* _Supplied material_
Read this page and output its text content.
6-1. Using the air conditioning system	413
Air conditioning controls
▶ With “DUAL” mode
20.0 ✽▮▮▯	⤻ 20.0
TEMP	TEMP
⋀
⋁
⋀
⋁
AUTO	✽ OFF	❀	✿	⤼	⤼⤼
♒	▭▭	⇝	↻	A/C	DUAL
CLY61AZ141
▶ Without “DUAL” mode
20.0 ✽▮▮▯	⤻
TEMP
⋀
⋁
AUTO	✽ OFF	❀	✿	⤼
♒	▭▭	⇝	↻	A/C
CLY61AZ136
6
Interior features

* _Aim_
Which lines in the listing above hold the word "DUAL"? Show each of them.

* _Solution to this problem_
▶ With “DUAL” mode
♒	▭▭	⇝	↻	A/C	DUAL
▶ Without “DUAL” mode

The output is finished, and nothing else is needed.